<<<<

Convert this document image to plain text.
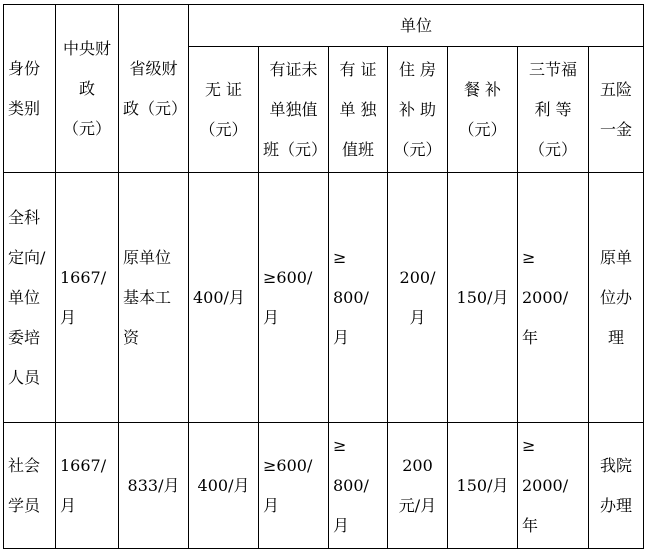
身份类别	中央财政（元）	省级财政（元）	单位						
			无 证（元）	有证未单独值班（元）	有 证单 独值班	住 房补 助（元）	餐 补（元）	三节福利 等（元）	五险一金
全科定向/单位委培人员	1667/月	原单位基本工资	400/月	≥600/月	≥ 800/月	200/月	150/月	≥ 2000/年	原单位办理
社会学员	1667/月	833/月	400/月	≥600/月	≥ 800/月	200 元/月	150/月	≥ 2000/年	我院办理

>>>>

- What is expected: What comes back should match the records exactly, minus any pictures.

- Worked answer:
Convert this document image to plain text.
身份类别	中央财政（元）	省级财政（元）	单位						
			无 证（元）	有证未单独值班（元）	有 证单 独值班	住 房补 助（元）	餐 补（元）	三节福利 等（元）	五险一金
全科定向/单位委培人员	1667/月	原单位基本工资	400/月	≥600/月	≥ 800/月	200/月	150/月	≥ 2000/年	原单位办理
社会学员	1667/月	833/月	400/月	≥600/月	≥ 800/月	200 元/月	150/月	≥ 2000/年	我院办理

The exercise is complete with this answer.